- [Extracts from a graphics dataset]:

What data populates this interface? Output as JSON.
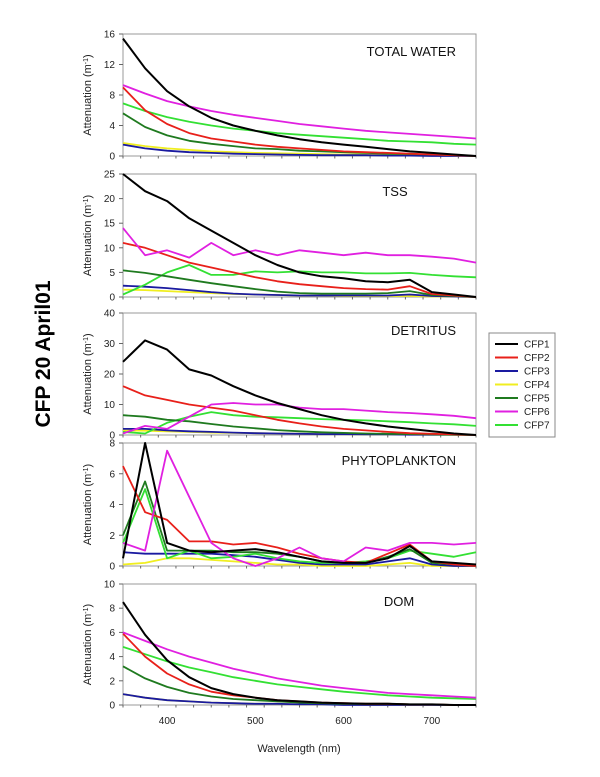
{
  "chart_data": {
    "type": "line",
    "title": "CFP 20 April01",
    "xlabel": "Wavelength (nm)",
    "xlim": [
      350,
      750
    ],
    "x_ticks": [
      400,
      500,
      600,
      700
    ],
    "legend": {
      "placement": "right",
      "entries": [
        {
          "name": "CFP1",
          "color": "#000000"
        },
        {
          "name": "CFP2",
          "color": "#e8201a"
        },
        {
          "name": "CFP3",
          "color": "#1a1aa0"
        },
        {
          "name": "CFP4",
          "color": "#f0ee20"
        },
        {
          "name": "CFP5",
          "color": "#1f7a1f"
        },
        {
          "name": "CFP6",
          "color": "#e020e0"
        },
        {
          "name": "CFP7",
          "color": "#33e033"
        }
      ]
    },
    "x": [
      350,
      375,
      400,
      425,
      450,
      475,
      500,
      525,
      550,
      575,
      600,
      625,
      650,
      675,
      700,
      725,
      750
    ],
    "panels": [
      {
        "title": "TOTAL WATER",
        "ylabel": "Attenuation (m-1)",
        "ylim": [
          0,
          16
        ],
        "y_ticks": [
          0,
          4,
          8,
          12,
          16
        ],
        "series": [
          {
            "name": "CFP1",
            "values": [
              15.4,
              11.5,
              8.5,
              6.5,
              5.0,
              4.0,
              3.3,
              2.7,
              2.2,
              1.8,
              1.5,
              1.2,
              0.9,
              0.6,
              0.4,
              0.2,
              0.0
            ]
          },
          {
            "name": "CFP2",
            "values": [
              9.0,
              6.0,
              4.2,
              3.0,
              2.3,
              1.9,
              1.5,
              1.2,
              1.0,
              0.8,
              0.6,
              0.5,
              0.4,
              0.3,
              0.2,
              0.1,
              0.0
            ]
          },
          {
            "name": "CFP3",
            "values": [
              1.5,
              1.0,
              0.7,
              0.5,
              0.4,
              0.3,
              0.25,
              0.2,
              0.15,
              0.1,
              0.1,
              0.1,
              0.05,
              0.05,
              0.0,
              0.0,
              0.0
            ]
          },
          {
            "name": "CFP4",
            "values": [
              1.7,
              1.3,
              1.0,
              0.8,
              0.6,
              0.5,
              0.4,
              0.35,
              0.3,
              0.25,
              0.2,
              0.2,
              0.15,
              0.1,
              0.1,
              0.05,
              0.0
            ]
          },
          {
            "name": "CFP5",
            "values": [
              5.6,
              3.8,
              2.7,
              2.0,
              1.6,
              1.3,
              1.0,
              0.9,
              0.7,
              0.6,
              0.5,
              0.4,
              0.3,
              0.25,
              0.2,
              0.1,
              0.0
            ]
          },
          {
            "name": "CFP6",
            "values": [
              9.3,
              8.2,
              7.2,
              6.5,
              5.9,
              5.4,
              5.0,
              4.6,
              4.2,
              3.9,
              3.6,
              3.3,
              3.1,
              2.9,
              2.7,
              2.5,
              2.3
            ]
          },
          {
            "name": "CFP7",
            "values": [
              6.9,
              5.9,
              5.1,
              4.5,
              4.0,
              3.6,
              3.3,
              3.0,
              2.8,
              2.6,
              2.4,
              2.2,
              2.0,
              1.9,
              1.8,
              1.6,
              1.5
            ]
          }
        ]
      },
      {
        "title": "TSS",
        "ylabel": "Attenuation (m-1)",
        "ylim": [
          0,
          25
        ],
        "y_ticks": [
          0,
          5,
          10,
          15,
          20,
          25
        ],
        "series": [
          {
            "name": "CFP1",
            "values": [
              25.0,
              21.5,
              19.5,
              16.0,
              13.5,
              11.0,
              8.5,
              6.5,
              5.0,
              4.2,
              3.8,
              3.2,
              3.0,
              3.5,
              1.0,
              0.5,
              0.0
            ]
          },
          {
            "name": "CFP2",
            "values": [
              11.0,
              10.0,
              8.5,
              7.0,
              6.0,
              5.0,
              4.0,
              3.2,
              2.6,
              2.2,
              1.8,
              1.6,
              1.5,
              2.2,
              0.6,
              0.3,
              0.0
            ]
          },
          {
            "name": "CFP3",
            "values": [
              2.3,
              2.1,
              1.8,
              1.4,
              1.0,
              0.7,
              0.5,
              0.4,
              0.3,
              0.3,
              0.3,
              0.3,
              0.3,
              0.5,
              0.2,
              0.1,
              0.0
            ]
          },
          {
            "name": "CFP4",
            "values": [
              1.5,
              1.4,
              1.2,
              1.0,
              0.8,
              0.6,
              0.5,
              0.4,
              0.3,
              0.3,
              0.2,
              0.2,
              0.2,
              0.2,
              0.1,
              0.1,
              0.0
            ]
          },
          {
            "name": "CFP5",
            "values": [
              5.4,
              4.9,
              4.2,
              3.5,
              2.8,
              2.2,
              1.6,
              1.1,
              0.8,
              0.7,
              0.7,
              0.7,
              0.8,
              1.2,
              0.4,
              0.2,
              0.0
            ]
          },
          {
            "name": "CFP6",
            "values": [
              14.0,
              8.5,
              9.5,
              8.0,
              11.0,
              8.5,
              9.5,
              8.5,
              9.5,
              9.0,
              8.5,
              9.0,
              8.5,
              8.5,
              8.2,
              7.8,
              7.0
            ]
          },
          {
            "name": "CFP7",
            "values": [
              0.5,
              2.5,
              5.0,
              6.5,
              4.5,
              4.5,
              5.2,
              5.0,
              5.2,
              5.0,
              5.0,
              4.8,
              4.8,
              4.9,
              4.5,
              4.2,
              4.0
            ]
          }
        ]
      },
      {
        "title": "DETRITUS",
        "ylabel": "Attenuation (m-1)",
        "ylim": [
          0,
          40
        ],
        "y_ticks": [
          0,
          10,
          20,
          30,
          40
        ],
        "series": [
          {
            "name": "CFP1",
            "values": [
              24.0,
              31.0,
              28.0,
              21.5,
              19.5,
              16.0,
              13.0,
              10.5,
              8.5,
              6.5,
              5.0,
              3.8,
              2.8,
              2.0,
              1.2,
              0.5,
              0.0
            ]
          },
          {
            "name": "CFP2",
            "values": [
              16.0,
              13.0,
              11.5,
              10.0,
              9.0,
              8.0,
              6.5,
              5.0,
              3.8,
              2.8,
              2.0,
              1.5,
              1.0,
              0.6,
              0.4,
              0.2,
              0.0
            ]
          },
          {
            "name": "CFP3",
            "values": [
              2.0,
              2.0,
              1.5,
              1.2,
              1.0,
              0.8,
              0.6,
              0.5,
              0.4,
              0.3,
              0.3,
              0.2,
              0.2,
              0.1,
              0.1,
              0.1,
              0.0
            ]
          },
          {
            "name": "CFP4",
            "values": [
              1.5,
              1.4,
              1.2,
              1.0,
              0.8,
              0.7,
              0.6,
              0.5,
              0.4,
              0.3,
              0.3,
              0.2,
              0.2,
              0.2,
              0.1,
              0.1,
              0.0
            ]
          },
          {
            "name": "CFP5",
            "values": [
              6.5,
              6.0,
              5.0,
              4.5,
              3.6,
              2.8,
              2.2,
              1.6,
              1.2,
              0.9,
              0.7,
              0.5,
              0.4,
              0.3,
              0.2,
              0.1,
              0.0
            ]
          },
          {
            "name": "CFP6",
            "values": [
              0.5,
              3.0,
              2.0,
              6.0,
              10.0,
              10.5,
              10.0,
              10.0,
              9.0,
              8.5,
              8.5,
              8.0,
              7.5,
              7.2,
              6.8,
              6.3,
              5.5
            ]
          },
          {
            "name": "CFP7",
            "values": [
              1.0,
              0.5,
              4.0,
              6.0,
              7.5,
              6.5,
              6.0,
              5.8,
              5.5,
              5.2,
              5.0,
              4.8,
              4.5,
              4.2,
              3.8,
              3.5,
              3.0
            ]
          }
        ]
      },
      {
        "title": "PHYTOPLANKTON",
        "ylabel": "Attenuation (m-1)",
        "ylim": [
          0,
          8
        ],
        "y_ticks": [
          0,
          2,
          4,
          6,
          8
        ],
        "series": [
          {
            "name": "CFP1",
            "values": [
              0.5,
              8.0,
              1.5,
              1.0,
              0.9,
              1.0,
              1.1,
              0.9,
              0.6,
              0.3,
              0.2,
              0.2,
              0.5,
              1.3,
              0.3,
              0.2,
              0.1
            ]
          },
          {
            "name": "CFP2",
            "values": [
              6.5,
              3.5,
              3.0,
              1.6,
              1.6,
              1.4,
              1.5,
              1.2,
              0.8,
              0.5,
              0.3,
              0.2,
              0.8,
              1.4,
              0.3,
              0.1,
              0.0
            ]
          },
          {
            "name": "CFP3",
            "values": [
              0.9,
              0.8,
              0.8,
              0.8,
              0.8,
              0.7,
              0.6,
              0.4,
              0.2,
              0.1,
              0.1,
              0.1,
              0.3,
              0.5,
              0.1,
              0.0,
              0.0
            ]
          },
          {
            "name": "CFP4",
            "values": [
              0.1,
              0.2,
              0.5,
              0.5,
              0.4,
              0.3,
              0.2,
              0.1,
              0.1,
              0.0,
              0.0,
              0.0,
              0.1,
              0.2,
              0.0,
              0.0,
              0.0
            ]
          },
          {
            "name": "CFP5",
            "values": [
              2.0,
              5.5,
              1.0,
              1.0,
              1.0,
              0.9,
              0.9,
              0.8,
              0.6,
              0.3,
              0.2,
              0.2,
              0.6,
              1.1,
              0.2,
              0.1,
              0.0
            ]
          },
          {
            "name": "CFP6",
            "values": [
              1.5,
              1.0,
              7.5,
              4.5,
              1.5,
              0.5,
              0.0,
              0.5,
              1.2,
              0.5,
              0.3,
              1.2,
              1.0,
              1.5,
              1.5,
              1.4,
              1.5
            ]
          },
          {
            "name": "CFP7",
            "values": [
              1.5,
              5.0,
              0.5,
              1.0,
              0.5,
              0.6,
              0.8,
              0.5,
              0.3,
              0.2,
              0.2,
              0.3,
              0.5,
              1.0,
              0.8,
              0.6,
              0.9
            ]
          }
        ]
      },
      {
        "title": "DOM",
        "ylabel": "Attenuation (m-1)",
        "ylim": [
          0,
          10
        ],
        "y_ticks": [
          0,
          2,
          4,
          6,
          8,
          10
        ],
        "series": [
          {
            "name": "CFP1",
            "values": [
              8.5,
              5.8,
              3.7,
              2.3,
              1.4,
              0.9,
              0.6,
              0.4,
              0.3,
              0.2,
              0.15,
              0.1,
              0.1,
              0.05,
              0.05,
              0.0,
              0.0
            ]
          },
          {
            "name": "CFP2",
            "values": [
              5.9,
              4.0,
              2.6,
              1.7,
              1.1,
              0.8,
              0.6,
              0.4,
              0.3,
              0.2,
              0.15,
              0.1,
              0.1,
              0.05,
              0.05,
              0.0,
              0.0
            ]
          },
          {
            "name": "CFP3",
            "values": [
              0.9,
              0.6,
              0.4,
              0.3,
              0.2,
              0.15,
              0.1,
              0.1,
              0.05,
              0.05,
              0.0,
              0.0,
              0.0,
              0.0,
              0.0,
              0.0,
              0.0
            ]
          },
          {
            "name": "CFP4",
            "values": [
              0.9,
              0.6,
              0.4,
              0.3,
              0.2,
              0.15,
              0.1,
              0.1,
              0.05,
              0.05,
              0.05,
              0.0,
              0.0,
              0.0,
              0.0,
              0.0,
              0.0
            ]
          },
          {
            "name": "CFP5",
            "values": [
              3.2,
              2.2,
              1.5,
              1.0,
              0.7,
              0.5,
              0.4,
              0.3,
              0.2,
              0.15,
              0.1,
              0.1,
              0.1,
              0.05,
              0.05,
              0.0,
              0.0
            ]
          },
          {
            "name": "CFP6",
            "values": [
              6.0,
              5.3,
              4.6,
              4.0,
              3.5,
              3.0,
              2.6,
              2.2,
              1.9,
              1.6,
              1.4,
              1.2,
              1.0,
              0.9,
              0.8,
              0.7,
              0.6
            ]
          },
          {
            "name": "CFP7",
            "values": [
              4.8,
              4.2,
              3.6,
              3.1,
              2.7,
              2.3,
              2.0,
              1.7,
              1.5,
              1.3,
              1.1,
              0.95,
              0.8,
              0.7,
              0.6,
              0.55,
              0.5
            ]
          }
        ]
      }
    ]
  }
}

- [Problem to work on]: Search the data above for the string "color" and return every line that has it.

- [Result below]:
          "color": "#000000"
          "color": "#e8201a"
          "color": "#1a1aa0"
          "color": "#f0ee20"
          "color": "#1f7a1f"
          "color": "#e020e0"
          "color": "#33e033"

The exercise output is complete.